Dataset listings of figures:

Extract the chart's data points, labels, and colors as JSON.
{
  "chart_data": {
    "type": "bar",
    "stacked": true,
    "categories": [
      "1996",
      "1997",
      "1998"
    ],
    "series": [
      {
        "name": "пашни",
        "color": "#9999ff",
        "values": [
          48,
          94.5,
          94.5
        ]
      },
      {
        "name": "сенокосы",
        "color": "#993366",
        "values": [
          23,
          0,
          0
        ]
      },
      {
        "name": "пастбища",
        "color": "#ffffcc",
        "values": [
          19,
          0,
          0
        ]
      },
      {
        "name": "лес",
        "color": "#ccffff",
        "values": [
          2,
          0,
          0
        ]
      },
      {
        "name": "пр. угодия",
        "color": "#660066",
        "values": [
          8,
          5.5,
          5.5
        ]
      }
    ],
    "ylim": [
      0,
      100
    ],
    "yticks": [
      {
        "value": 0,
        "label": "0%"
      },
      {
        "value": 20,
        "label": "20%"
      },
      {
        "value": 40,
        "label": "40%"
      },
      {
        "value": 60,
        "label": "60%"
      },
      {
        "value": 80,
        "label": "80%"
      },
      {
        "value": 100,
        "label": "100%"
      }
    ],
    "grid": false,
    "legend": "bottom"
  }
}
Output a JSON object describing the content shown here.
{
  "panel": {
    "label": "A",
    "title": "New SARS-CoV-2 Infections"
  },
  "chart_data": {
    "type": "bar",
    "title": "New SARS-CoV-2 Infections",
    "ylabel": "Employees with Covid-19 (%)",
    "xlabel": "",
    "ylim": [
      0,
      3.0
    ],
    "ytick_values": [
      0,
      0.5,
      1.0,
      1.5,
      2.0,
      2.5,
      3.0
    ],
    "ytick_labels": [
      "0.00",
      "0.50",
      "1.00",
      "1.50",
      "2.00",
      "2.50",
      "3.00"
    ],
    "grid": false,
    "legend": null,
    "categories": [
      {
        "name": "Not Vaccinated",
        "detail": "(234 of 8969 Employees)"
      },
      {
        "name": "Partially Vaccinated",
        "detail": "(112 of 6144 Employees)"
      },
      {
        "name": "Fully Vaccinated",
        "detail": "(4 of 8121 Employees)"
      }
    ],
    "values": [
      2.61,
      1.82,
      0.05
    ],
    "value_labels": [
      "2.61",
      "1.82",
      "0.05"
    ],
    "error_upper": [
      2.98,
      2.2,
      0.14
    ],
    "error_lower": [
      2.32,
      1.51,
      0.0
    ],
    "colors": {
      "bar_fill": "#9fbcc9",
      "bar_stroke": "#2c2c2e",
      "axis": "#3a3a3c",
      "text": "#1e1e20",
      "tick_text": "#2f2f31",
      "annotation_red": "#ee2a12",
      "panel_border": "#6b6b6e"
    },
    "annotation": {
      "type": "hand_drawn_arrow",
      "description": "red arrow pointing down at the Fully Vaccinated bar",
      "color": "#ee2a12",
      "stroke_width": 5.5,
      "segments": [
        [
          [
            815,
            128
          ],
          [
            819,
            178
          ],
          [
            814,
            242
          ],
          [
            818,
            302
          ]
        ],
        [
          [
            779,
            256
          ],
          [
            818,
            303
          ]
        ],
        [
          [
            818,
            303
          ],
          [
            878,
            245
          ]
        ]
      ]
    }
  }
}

Task to carry out:
Could you quote the material above in full, exactly as it stands?

Final answer:
Extract the chart's data points, labels, and colors as JSON.
{
  "chart_data": {
    "type": "bar",
    "stacked": true,
    "categories": [
      "1996",
      "1997",
      "1998"
    ],
    "series": [
      {
        "name": "пашни",
        "color": "#9999ff",
        "values": [
          48,
          94.5,
          94.5
        ]
      },
      {
        "name": "сенокосы",
        "color": "#993366",
        "values": [
          23,
          0,
          0
        ]
      },
      {
        "name": "пастбища",
        "color": "#ffffcc",
        "values": [
          19,
          0,
          0
        ]
      },
      {
        "name": "лес",
        "color": "#ccffff",
        "values": [
          2,
          0,
          0
        ]
      },
      {
        "name": "пр. угодия",
        "color": "#660066",
        "values": [
          8,
          5.5,
          5.5
        ]
      }
    ],
    "ylim": [
      0,
      100
    ],
    "yticks": [
      {
        "value": 0,
        "label": "0%"
      },
      {
        "value": 20,
        "label": "20%"
      },
      {
        "value": 40,
        "label": "40%"
      },
      {
        "value": 60,
        "label": "60%"
      },
      {
        "value": 80,
        "label": "80%"
      },
      {
        "value": 100,
        "label": "100%"
      }
    ],
    "grid": false,
    "legend": "bottom"
  }
}
Output a JSON object describing the content shown here.
{
  "panel": {
    "label": "A",
    "title": "New SARS-CoV-2 Infections"
  },
  "chart_data": {
    "type": "bar",
    "title": "New SARS-CoV-2 Infections",
    "ylabel": "Employees with Covid-19 (%)",
    "xlabel": "",
    "ylim": [
      0,
      3.0
    ],
    "ytick_values": [
      0,
      0.5,
      1.0,
      1.5,
      2.0,
      2.5,
      3.0
    ],
    "ytick_labels": [
      "0.00",
      "0.50",
      "1.00",
      "1.50",
      "2.00",
      "2.50",
      "3.00"
    ],
    "grid": false,
    "legend": null,
    "categories": [
      {
        "name": "Not Vaccinated",
        "detail": "(234 of 8969 Employees)"
      },
      {
        "name": "Partially Vaccinated",
        "detail": "(112 of 6144 Employees)"
      },
      {
        "name": "Fully Vaccinated",
        "detail": "(4 of 8121 Employees)"
      }
    ],
    "values": [
      2.61,
      1.82,
      0.05
    ],
    "value_labels": [
      "2.61",
      "1.82",
      "0.05"
    ],
    "error_upper": [
      2.98,
      2.2,
      0.14
    ],
    "error_lower": [
      2.32,
      1.51,
      0.0
    ],
    "colors": {
      "bar_fill": "#9fbcc9",
      "bar_stroke": "#2c2c2e",
      "axis": "#3a3a3c",
      "text": "#1e1e20",
      "tick_text": "#2f2f31",
      "annotation_red": "#ee2a12",
      "panel_border": "#6b6b6e"
    },
    "annotation": {
      "type": "hand_drawn_arrow",
      "description": "red arrow pointing down at the Fully Vaccinated bar",
      "color": "#ee2a12",
      "stroke_width": 5.5,
      "segments": [
        [
          [
            815,
            128
          ],
          [
            819,
            178
          ],
          [
            814,
            242
          ],
          [
            818,
            302
          ]
        ],
        [
          [
            779,
            256
          ],
          [
            818,
            303
          ]
        ],
        [
          [
            818,
            303
          ],
          [
            878,
            245
          ]
        ]
      ]
    }
  }
}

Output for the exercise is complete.